━━ Data to process

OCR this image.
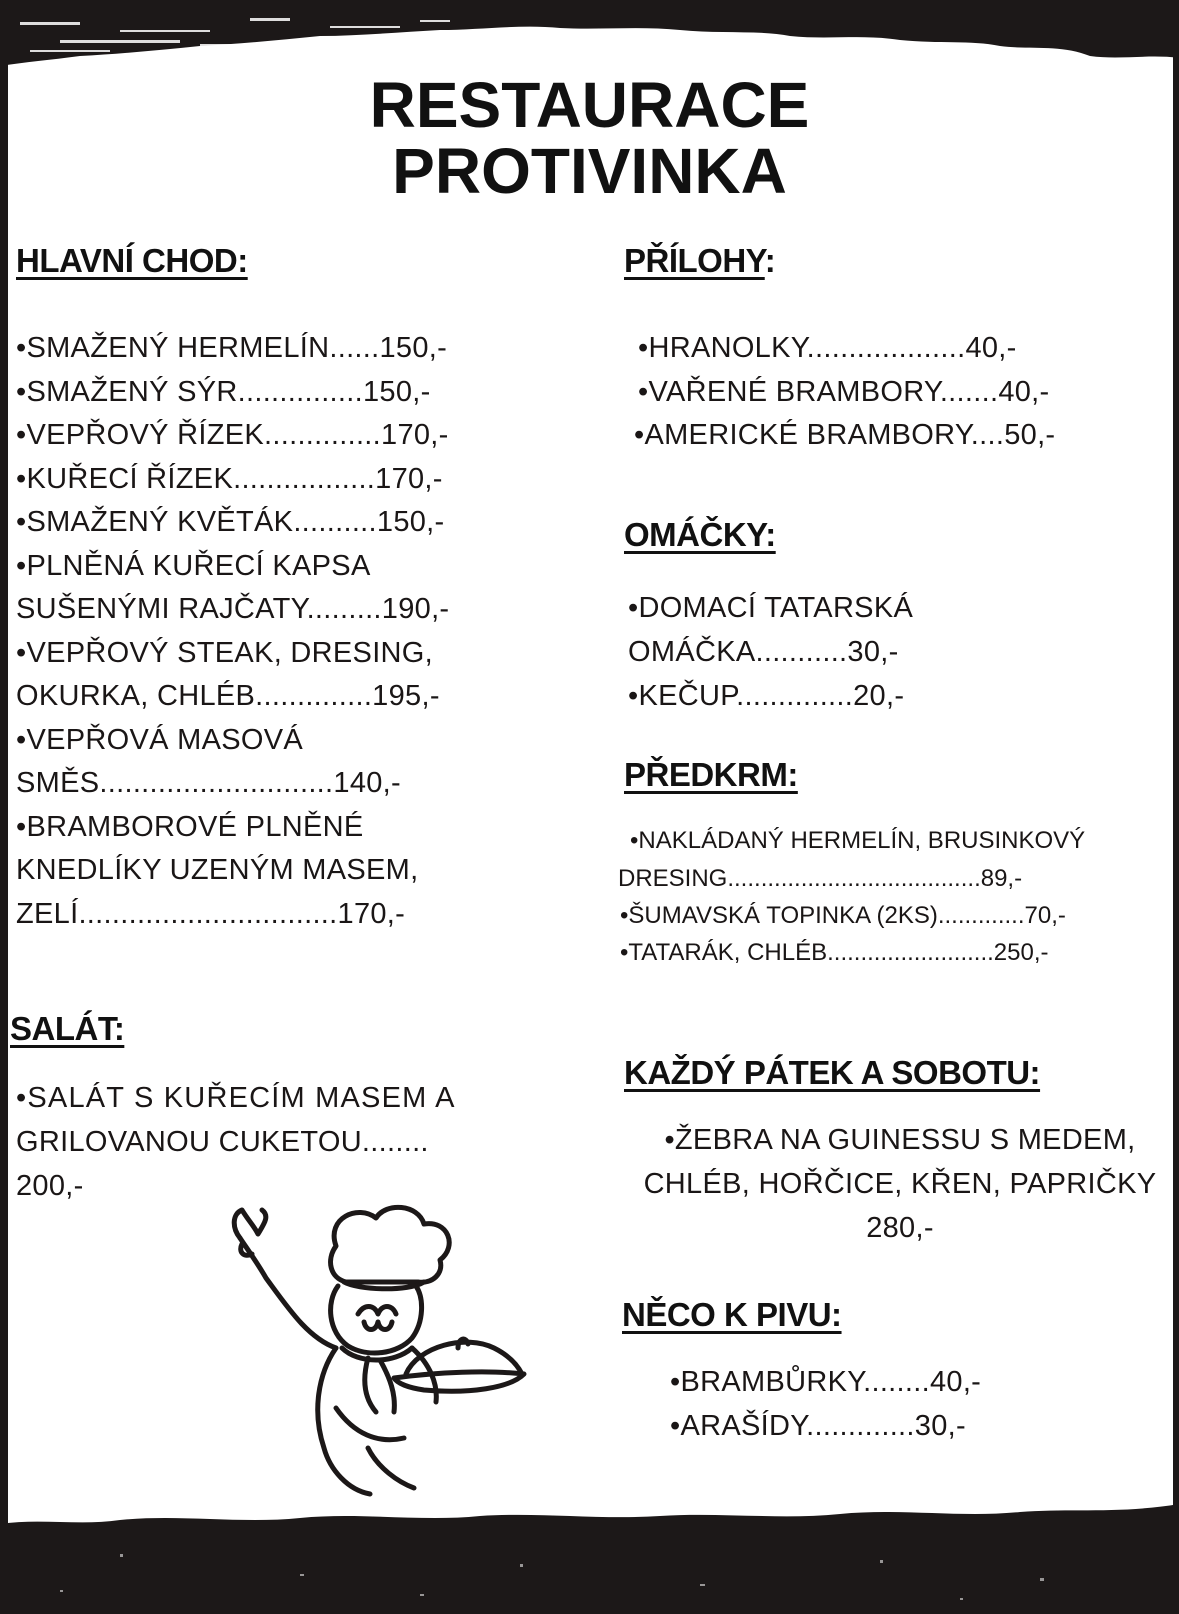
RESTAURACE
PROTIVINKA
HLAVNÍ CHOD:

•SMAŽENÝ HERMELÍN......150,-

•SMAŽENÝ SÝR...............150,-

•VEPŘOVÝ ŘÍZEK..............170,-

•KUŘECÍ ŘÍZEK.................170,-

•SMAŽENÝ KVĚTÁK..........150,-

•PLNĚNÁ KUŘECÍ KAPSA

SUŠENÝMI RAJČATY.........190,-

•VEPŘOVÝ STEAK, DRESING,

OKURKA, CHLÉB..............195,-

•VEPŘOVÁ MASOVÁ

SMĚS............................140,-

•BRAMBOROVÉ PLNĚNÉ

KNEDLÍKY UZENÝM MASEM,

ZELÍ...............................170,-

SALÁT:

•SALÁT S KUŘECÍM MASEM A

GRILOVANOU CUKETOU........

200,-

PŘÍLOHY:

•HRANOLKY...................40,-

•VAŘENÉ BRAMBORY.......40,-

•AMERICKÉ BRAMBORY....50,-

OMÁČKY:

•DOMACÍ TATARSKÁ

OMÁČKA...........30,-

•KEČUP..............20,-

PŘEDKRM:

•NAKLÁDANÝ HERMELÍN, BRUSINKOVÝ

DRESING......................................89,-

•ŠUMAVSKÁ TOPINKA (2KS).............70,-

•TATARÁK, CHLÉB.........................250,-

KAŽDÝ PÁTEK A SOBOTU:

•ŽEBRA NA GUINESSU S MEDEM,

CHLÉB, HOŘČICE, KŘEN, PAPRIČKY

280,-

NĚCO K PIVU:

•BRAMBŮRKY........40,-

•ARAŠÍDY.............30,-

━━━━

Short exercise:
List every line above that contains the word "SMAŽENÝ".

Final result:
•SMAŽENÝ HERMELÍN......150,-
•SMAŽENÝ SÝR...............150,-
•SMAŽENÝ KVĚTÁK..........150,-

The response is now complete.